§ **REQUIRED WORK**: Write the records out again, keeping each line exactly as it is.

>>>>

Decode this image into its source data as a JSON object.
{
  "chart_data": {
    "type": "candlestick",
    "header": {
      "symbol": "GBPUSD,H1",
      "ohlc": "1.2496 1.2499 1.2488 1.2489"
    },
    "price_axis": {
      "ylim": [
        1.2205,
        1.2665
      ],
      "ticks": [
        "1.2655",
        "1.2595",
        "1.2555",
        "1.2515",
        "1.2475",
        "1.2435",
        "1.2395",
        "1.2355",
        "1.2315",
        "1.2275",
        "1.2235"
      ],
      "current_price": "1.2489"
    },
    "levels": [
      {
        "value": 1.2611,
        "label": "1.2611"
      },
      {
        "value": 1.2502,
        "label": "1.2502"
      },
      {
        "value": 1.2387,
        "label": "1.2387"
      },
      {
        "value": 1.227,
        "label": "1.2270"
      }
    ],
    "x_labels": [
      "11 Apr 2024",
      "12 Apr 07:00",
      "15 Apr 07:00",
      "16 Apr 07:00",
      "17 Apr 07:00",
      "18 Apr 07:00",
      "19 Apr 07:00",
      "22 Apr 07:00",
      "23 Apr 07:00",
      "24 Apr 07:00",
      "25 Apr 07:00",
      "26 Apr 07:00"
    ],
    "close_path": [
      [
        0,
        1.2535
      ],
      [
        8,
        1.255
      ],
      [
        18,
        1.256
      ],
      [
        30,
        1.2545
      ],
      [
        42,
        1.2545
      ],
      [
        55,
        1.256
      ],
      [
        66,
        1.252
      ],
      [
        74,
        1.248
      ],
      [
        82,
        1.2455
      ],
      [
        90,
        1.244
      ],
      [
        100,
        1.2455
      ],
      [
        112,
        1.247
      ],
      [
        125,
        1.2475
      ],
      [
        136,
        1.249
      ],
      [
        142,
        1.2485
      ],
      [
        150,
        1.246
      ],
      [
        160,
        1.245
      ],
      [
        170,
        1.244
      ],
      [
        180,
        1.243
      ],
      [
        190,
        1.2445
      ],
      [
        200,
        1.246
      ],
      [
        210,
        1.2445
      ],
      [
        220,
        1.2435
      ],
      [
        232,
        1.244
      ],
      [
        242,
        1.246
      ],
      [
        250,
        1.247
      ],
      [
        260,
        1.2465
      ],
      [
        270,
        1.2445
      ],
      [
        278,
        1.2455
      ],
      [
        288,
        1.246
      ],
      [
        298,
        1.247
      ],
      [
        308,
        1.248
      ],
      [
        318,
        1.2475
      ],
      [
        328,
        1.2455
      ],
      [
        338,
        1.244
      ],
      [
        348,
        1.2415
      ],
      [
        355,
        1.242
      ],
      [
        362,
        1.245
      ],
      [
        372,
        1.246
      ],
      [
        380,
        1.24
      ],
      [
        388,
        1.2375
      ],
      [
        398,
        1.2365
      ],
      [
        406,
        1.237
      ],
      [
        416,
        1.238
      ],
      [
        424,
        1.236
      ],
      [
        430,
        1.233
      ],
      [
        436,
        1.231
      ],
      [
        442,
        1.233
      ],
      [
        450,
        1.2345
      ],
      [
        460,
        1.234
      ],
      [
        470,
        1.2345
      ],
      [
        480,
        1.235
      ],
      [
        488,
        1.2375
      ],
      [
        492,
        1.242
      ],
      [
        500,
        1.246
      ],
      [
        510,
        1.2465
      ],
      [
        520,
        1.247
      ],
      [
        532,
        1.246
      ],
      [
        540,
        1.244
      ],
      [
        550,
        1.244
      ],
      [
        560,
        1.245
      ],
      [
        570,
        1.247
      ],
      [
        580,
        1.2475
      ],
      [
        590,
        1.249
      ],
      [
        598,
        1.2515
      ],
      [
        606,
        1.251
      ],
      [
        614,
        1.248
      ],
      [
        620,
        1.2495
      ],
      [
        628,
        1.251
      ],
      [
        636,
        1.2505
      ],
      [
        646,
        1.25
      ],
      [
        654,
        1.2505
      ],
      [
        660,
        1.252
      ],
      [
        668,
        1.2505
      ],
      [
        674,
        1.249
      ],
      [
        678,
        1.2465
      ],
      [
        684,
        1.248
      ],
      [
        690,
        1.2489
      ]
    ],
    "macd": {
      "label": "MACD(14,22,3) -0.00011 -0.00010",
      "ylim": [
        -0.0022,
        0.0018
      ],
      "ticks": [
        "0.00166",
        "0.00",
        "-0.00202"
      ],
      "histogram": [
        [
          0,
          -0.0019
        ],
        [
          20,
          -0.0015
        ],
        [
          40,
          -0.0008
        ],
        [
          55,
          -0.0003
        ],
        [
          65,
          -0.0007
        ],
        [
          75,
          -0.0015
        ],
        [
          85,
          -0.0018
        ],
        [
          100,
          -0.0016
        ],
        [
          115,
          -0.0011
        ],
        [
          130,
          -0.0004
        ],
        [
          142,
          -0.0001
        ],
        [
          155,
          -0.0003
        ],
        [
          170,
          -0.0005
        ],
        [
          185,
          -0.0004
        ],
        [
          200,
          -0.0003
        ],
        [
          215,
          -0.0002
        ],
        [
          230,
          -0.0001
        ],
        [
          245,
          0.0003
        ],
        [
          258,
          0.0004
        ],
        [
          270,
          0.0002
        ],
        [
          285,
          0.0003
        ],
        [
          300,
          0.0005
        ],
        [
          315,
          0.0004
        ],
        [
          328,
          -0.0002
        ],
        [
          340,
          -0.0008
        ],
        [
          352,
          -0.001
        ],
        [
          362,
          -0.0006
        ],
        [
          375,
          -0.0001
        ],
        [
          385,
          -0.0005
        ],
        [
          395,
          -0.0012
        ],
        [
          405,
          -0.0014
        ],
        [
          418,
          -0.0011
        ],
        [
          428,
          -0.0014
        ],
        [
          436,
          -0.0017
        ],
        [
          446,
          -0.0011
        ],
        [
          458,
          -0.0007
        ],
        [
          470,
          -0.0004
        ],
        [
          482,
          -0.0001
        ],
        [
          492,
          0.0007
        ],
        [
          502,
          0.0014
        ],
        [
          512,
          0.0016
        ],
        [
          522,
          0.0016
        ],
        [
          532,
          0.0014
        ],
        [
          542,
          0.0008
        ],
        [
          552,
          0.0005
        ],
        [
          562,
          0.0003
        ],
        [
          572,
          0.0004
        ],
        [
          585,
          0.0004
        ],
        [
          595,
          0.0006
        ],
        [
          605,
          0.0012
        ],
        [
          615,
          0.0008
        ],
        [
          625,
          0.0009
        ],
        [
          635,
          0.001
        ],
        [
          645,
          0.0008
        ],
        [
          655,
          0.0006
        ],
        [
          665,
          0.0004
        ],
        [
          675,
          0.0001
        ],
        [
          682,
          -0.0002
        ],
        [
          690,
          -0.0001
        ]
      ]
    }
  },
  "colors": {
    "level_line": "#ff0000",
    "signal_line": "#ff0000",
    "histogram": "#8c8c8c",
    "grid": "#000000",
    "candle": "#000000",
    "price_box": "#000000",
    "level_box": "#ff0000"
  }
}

<<<<

§ **RESULT OF THE EXERCISE**:
Decode this image into its source data as a JSON object.
{
  "chart_data": {
    "type": "candlestick",
    "header": {
      "symbol": "GBPUSD,H1",
      "ohlc": "1.2496 1.2499 1.2488 1.2489"
    },
    "price_axis": {
      "ylim": [
        1.2205,
        1.2665
      ],
      "ticks": [
        "1.2655",
        "1.2595",
        "1.2555",
        "1.2515",
        "1.2475",
        "1.2435",
        "1.2395",
        "1.2355",
        "1.2315",
        "1.2275",
        "1.2235"
      ],
      "current_price": "1.2489"
    },
    "levels": [
      {
        "value": 1.2611,
        "label": "1.2611"
      },
      {
        "value": 1.2502,
        "label": "1.2502"
      },
      {
        "value": 1.2387,
        "label": "1.2387"
      },
      {
        "value": 1.227,
        "label": "1.2270"
      }
    ],
    "x_labels": [
      "11 Apr 2024",
      "12 Apr 07:00",
      "15 Apr 07:00",
      "16 Apr 07:00",
      "17 Apr 07:00",
      "18 Apr 07:00",
      "19 Apr 07:00",
      "22 Apr 07:00",
      "23 Apr 07:00",
      "24 Apr 07:00",
      "25 Apr 07:00",
      "26 Apr 07:00"
    ],
    "close_path": [
      [
        0,
        1.2535
      ],
      [
        8,
        1.255
      ],
      [
        18,
        1.256
      ],
      [
        30,
        1.2545
      ],
      [
        42,
        1.2545
      ],
      [
        55,
        1.256
      ],
      [
        66,
        1.252
      ],
      [
        74,
        1.248
      ],
      [
        82,
        1.2455
      ],
      [
        90,
        1.244
      ],
      [
        100,
        1.2455
      ],
      [
        112,
        1.247
      ],
      [
        125,
        1.2475
      ],
      [
        136,
        1.249
      ],
      [
        142,
        1.2485
      ],
      [
        150,
        1.246
      ],
      [
        160,
        1.245
      ],
      [
        170,
        1.244
      ],
      [
        180,
        1.243
      ],
      [
        190,
        1.2445
      ],
      [
        200,
        1.246
      ],
      [
        210,
        1.2445
      ],
      [
        220,
        1.2435
      ],
      [
        232,
        1.244
      ],
      [
        242,
        1.246
      ],
      [
        250,
        1.247
      ],
      [
        260,
        1.2465
      ],
      [
        270,
        1.2445
      ],
      [
        278,
        1.2455
      ],
      [
        288,
        1.246
      ],
      [
        298,
        1.247
      ],
      [
        308,
        1.248
      ],
      [
        318,
        1.2475
      ],
      [
        328,
        1.2455
      ],
      [
        338,
        1.244
      ],
      [
        348,
        1.2415
      ],
      [
        355,
        1.242
      ],
      [
        362,
        1.245
      ],
      [
        372,
        1.246
      ],
      [
        380,
        1.24
      ],
      [
        388,
        1.2375
      ],
      [
        398,
        1.2365
      ],
      [
        406,
        1.237
      ],
      [
        416,
        1.238
      ],
      [
        424,
        1.236
      ],
      [
        430,
        1.233
      ],
      [
        436,
        1.231
      ],
      [
        442,
        1.233
      ],
      [
        450,
        1.2345
      ],
      [
        460,
        1.234
      ],
      [
        470,
        1.2345
      ],
      [
        480,
        1.235
      ],
      [
        488,
        1.2375
      ],
      [
        492,
        1.242
      ],
      [
        500,
        1.246
      ],
      [
        510,
        1.2465
      ],
      [
        520,
        1.247
      ],
      [
        532,
        1.246
      ],
      [
        540,
        1.244
      ],
      [
        550,
        1.244
      ],
      [
        560,
        1.245
      ],
      [
        570,
        1.247
      ],
      [
        580,
        1.2475
      ],
      [
        590,
        1.249
      ],
      [
        598,
        1.2515
      ],
      [
        606,
        1.251
      ],
      [
        614,
        1.248
      ],
      [
        620,
        1.2495
      ],
      [
        628,
        1.251
      ],
      [
        636,
        1.2505
      ],
      [
        646,
        1.25
      ],
      [
        654,
        1.2505
      ],
      [
        660,
        1.252
      ],
      [
        668,
        1.2505
      ],
      [
        674,
        1.249
      ],
      [
        678,
        1.2465
      ],
      [
        684,
        1.248
      ],
      [
        690,
        1.2489
      ]
    ],
    "macd": {
      "label": "MACD(14,22,3) -0.00011 -0.00010",
      "ylim": [
        -0.0022,
        0.0018
      ],
      "ticks": [
        "0.00166",
        "0.00",
        "-0.00202"
      ],
      "histogram": [
        [
          0,
          -0.0019
        ],
        [
          20,
          -0.0015
        ],
        [
          40,
          -0.0008
        ],
        [
          55,
          -0.0003
        ],
        [
          65,
          -0.0007
        ],
        [
          75,
          -0.0015
        ],
        [
          85,
          -0.0018
        ],
        [
          100,
          -0.0016
        ],
        [
          115,
          -0.0011
        ],
        [
          130,
          -0.0004
        ],
        [
          142,
          -0.0001
        ],
        [
          155,
          -0.0003
        ],
        [
          170,
          -0.0005
        ],
        [
          185,
          -0.0004
        ],
        [
          200,
          -0.0003
        ],
        [
          215,
          -0.0002
        ],
        [
          230,
          -0.0001
        ],
        [
          245,
          0.0003
        ],
        [
          258,
          0.0004
        ],
        [
          270,
          0.0002
        ],
        [
          285,
          0.0003
        ],
        [
          300,
          0.0005
        ],
        [
          315,
          0.0004
        ],
        [
          328,
          -0.0002
        ],
        [
          340,
          -0.0008
        ],
        [
          352,
          -0.001
        ],
        [
          362,
          -0.0006
        ],
        [
          375,
          -0.0001
        ],
        [
          385,
          -0.0005
        ],
        [
          395,
          -0.0012
        ],
        [
          405,
          -0.0014
        ],
        [
          418,
          -0.0011
        ],
        [
          428,
          -0.0014
        ],
        [
          436,
          -0.0017
        ],
        [
          446,
          -0.0011
        ],
        [
          458,
          -0.0007
        ],
        [
          470,
          -0.0004
        ],
        [
          482,
          -0.0001
        ],
        [
          492,
          0.0007
        ],
        [
          502,
          0.0014
        ],
        [
          512,
          0.0016
        ],
        [
          522,
          0.0016
        ],
        [
          532,
          0.0014
        ],
        [
          542,
          0.0008
        ],
        [
          552,
          0.0005
        ],
        [
          562,
          0.0003
        ],
        [
          572,
          0.0004
        ],
        [
          585,
          0.0004
        ],
        [
          595,
          0.0006
        ],
        [
          605,
          0.0012
        ],
        [
          615,
          0.0008
        ],
        [
          625,
          0.0009
        ],
        [
          635,
          0.001
        ],
        [
          645,
          0.0008
        ],
        [
          655,
          0.0006
        ],
        [
          665,
          0.0004
        ],
        [
          675,
          0.0001
        ],
        [
          682,
          -0.0002
        ],
        [
          690,
          -0.0001
        ]
      ]
    }
  },
  "colors": {
    "level_line": "#ff0000",
    "signal_line": "#ff0000",
    "histogram": "#8c8c8c",
    "grid": "#000000",
    "candle": "#000000",
    "price_box": "#000000",
    "level_box": "#ff0000"
  }
}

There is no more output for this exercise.